*Work to be completed*
Examine the material below. Gather every line in which the string "Morse" appears.

======== Data for processing

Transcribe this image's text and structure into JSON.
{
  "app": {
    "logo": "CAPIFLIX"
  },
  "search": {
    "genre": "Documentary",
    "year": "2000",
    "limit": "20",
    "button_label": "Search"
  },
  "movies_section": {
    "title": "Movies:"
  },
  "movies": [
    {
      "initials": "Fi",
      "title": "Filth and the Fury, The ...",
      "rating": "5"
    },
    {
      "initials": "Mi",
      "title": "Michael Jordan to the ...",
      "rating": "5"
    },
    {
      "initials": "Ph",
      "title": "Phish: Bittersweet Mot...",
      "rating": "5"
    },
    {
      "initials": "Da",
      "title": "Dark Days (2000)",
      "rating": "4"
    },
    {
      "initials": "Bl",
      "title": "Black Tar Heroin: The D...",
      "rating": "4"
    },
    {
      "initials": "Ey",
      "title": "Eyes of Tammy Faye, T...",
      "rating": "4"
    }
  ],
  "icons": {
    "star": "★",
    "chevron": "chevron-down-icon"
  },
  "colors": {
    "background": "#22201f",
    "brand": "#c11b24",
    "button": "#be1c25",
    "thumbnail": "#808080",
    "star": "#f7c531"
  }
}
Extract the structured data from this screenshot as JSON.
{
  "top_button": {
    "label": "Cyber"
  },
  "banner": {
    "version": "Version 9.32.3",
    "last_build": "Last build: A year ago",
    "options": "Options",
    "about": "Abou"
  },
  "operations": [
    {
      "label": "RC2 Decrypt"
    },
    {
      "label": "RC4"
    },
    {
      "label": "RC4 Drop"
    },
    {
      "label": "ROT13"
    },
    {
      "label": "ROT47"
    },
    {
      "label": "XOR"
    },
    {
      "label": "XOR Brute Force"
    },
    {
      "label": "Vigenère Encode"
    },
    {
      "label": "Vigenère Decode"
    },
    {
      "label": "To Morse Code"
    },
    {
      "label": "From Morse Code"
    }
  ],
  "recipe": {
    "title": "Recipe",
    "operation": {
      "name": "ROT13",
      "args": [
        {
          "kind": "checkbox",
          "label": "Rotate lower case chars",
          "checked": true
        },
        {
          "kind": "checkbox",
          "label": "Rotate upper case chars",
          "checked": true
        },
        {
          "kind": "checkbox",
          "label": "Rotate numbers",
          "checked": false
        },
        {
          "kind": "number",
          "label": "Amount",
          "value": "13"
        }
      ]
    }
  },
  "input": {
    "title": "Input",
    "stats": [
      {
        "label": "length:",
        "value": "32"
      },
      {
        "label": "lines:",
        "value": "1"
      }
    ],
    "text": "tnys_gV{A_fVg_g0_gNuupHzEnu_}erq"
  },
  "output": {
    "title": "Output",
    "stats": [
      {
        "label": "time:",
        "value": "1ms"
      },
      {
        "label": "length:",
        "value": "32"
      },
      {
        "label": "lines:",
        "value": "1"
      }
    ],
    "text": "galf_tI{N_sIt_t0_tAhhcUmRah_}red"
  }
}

================

*Task response*
      "label": "To Morse Code"
      "label": "From Morse Code"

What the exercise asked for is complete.